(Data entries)

^^^^^^^^^^^^^^^^

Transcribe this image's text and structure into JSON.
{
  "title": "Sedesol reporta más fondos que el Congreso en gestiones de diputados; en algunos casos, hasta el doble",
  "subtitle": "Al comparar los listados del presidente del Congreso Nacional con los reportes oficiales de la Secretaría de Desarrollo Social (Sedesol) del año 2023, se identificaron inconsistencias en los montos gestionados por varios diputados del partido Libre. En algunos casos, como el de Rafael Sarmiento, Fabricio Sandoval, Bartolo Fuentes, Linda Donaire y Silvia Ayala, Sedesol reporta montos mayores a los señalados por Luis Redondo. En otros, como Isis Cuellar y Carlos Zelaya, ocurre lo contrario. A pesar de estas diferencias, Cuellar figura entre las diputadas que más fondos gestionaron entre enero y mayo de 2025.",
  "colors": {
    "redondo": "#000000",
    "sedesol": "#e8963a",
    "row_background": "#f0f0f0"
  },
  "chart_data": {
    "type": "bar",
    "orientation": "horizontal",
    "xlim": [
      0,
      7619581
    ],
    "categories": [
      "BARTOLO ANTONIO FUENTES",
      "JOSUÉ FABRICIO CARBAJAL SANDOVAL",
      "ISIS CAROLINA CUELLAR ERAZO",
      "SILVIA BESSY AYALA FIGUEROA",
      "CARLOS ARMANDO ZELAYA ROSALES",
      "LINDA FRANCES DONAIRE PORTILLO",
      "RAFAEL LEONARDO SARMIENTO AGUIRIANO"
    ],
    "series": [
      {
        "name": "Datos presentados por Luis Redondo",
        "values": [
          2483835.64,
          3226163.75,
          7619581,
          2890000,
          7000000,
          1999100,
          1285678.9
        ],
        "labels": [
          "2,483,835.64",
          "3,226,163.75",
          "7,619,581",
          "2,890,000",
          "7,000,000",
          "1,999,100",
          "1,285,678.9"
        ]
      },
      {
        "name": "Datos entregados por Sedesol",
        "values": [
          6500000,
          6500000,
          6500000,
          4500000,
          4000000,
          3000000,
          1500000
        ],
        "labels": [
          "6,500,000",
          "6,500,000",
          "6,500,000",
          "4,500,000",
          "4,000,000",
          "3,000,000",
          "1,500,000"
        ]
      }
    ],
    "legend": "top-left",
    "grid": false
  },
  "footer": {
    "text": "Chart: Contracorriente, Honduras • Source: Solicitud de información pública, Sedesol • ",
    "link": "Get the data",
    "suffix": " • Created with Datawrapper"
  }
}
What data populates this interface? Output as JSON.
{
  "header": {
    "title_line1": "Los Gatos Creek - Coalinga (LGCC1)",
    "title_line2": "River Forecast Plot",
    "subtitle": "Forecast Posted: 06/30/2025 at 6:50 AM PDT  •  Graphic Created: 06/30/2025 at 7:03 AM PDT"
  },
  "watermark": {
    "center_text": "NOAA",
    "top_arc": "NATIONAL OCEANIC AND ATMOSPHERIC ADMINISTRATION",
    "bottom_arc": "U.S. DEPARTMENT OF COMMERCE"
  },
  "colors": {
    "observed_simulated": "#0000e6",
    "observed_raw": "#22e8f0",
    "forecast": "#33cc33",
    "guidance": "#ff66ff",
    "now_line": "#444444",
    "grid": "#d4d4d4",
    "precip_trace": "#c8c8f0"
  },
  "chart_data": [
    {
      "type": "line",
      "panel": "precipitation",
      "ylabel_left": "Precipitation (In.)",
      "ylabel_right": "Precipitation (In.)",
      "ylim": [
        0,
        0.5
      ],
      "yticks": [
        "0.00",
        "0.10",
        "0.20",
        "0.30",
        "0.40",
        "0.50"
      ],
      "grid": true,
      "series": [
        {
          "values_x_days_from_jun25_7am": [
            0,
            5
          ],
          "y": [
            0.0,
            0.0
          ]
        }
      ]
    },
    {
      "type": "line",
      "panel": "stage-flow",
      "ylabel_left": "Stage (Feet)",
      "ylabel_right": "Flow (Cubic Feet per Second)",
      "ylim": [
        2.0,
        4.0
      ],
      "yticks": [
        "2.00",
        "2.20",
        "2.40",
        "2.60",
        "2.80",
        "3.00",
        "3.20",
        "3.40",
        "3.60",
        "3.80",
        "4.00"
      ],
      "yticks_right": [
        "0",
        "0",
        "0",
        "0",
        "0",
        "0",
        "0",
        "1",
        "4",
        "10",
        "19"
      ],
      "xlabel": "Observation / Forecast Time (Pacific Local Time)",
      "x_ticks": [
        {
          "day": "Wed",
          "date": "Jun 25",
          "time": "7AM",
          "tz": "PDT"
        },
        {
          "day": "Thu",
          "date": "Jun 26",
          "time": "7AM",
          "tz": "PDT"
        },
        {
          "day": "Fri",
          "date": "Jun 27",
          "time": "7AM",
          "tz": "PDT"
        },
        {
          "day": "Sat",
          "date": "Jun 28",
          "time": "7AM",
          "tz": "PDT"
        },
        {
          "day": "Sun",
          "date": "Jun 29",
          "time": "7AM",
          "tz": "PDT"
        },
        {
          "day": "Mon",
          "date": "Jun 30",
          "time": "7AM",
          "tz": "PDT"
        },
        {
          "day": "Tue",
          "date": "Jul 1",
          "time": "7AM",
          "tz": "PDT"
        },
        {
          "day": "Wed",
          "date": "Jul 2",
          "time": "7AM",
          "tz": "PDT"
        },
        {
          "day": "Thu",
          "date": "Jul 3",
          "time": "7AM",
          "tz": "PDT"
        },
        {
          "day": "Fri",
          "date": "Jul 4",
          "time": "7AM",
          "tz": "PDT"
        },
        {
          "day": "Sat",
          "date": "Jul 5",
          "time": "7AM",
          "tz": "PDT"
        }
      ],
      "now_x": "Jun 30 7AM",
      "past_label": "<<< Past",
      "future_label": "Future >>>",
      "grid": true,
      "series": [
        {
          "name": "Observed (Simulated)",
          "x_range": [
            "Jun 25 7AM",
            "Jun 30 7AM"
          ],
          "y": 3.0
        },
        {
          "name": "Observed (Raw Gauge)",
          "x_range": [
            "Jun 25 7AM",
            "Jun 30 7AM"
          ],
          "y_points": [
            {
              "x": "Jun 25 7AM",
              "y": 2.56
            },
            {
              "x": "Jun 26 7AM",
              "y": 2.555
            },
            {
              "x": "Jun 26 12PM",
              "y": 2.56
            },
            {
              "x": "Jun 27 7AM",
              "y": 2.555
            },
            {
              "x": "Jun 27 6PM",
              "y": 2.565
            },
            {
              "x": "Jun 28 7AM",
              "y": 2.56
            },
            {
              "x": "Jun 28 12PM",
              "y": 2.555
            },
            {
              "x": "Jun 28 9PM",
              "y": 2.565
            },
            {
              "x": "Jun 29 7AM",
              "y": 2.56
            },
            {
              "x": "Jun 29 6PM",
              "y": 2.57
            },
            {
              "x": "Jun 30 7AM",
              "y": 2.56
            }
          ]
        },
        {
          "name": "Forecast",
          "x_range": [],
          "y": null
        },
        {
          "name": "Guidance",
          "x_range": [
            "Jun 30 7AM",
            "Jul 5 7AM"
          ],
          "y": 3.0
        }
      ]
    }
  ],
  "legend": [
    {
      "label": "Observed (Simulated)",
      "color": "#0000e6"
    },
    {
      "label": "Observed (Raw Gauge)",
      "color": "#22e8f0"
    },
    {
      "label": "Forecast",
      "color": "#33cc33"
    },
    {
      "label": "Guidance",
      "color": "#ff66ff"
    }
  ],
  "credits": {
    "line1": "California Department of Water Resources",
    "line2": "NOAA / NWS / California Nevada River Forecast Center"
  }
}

^^^^^^^^^^^^^^^^

(Exercise brief):
Within the listing above, find every line containing the string "NOAA" and return it.

(Finished exercise):
    "center_text": "NOAA",
    "line2": "NOAA / NWS / California Nevada River Forecast Center"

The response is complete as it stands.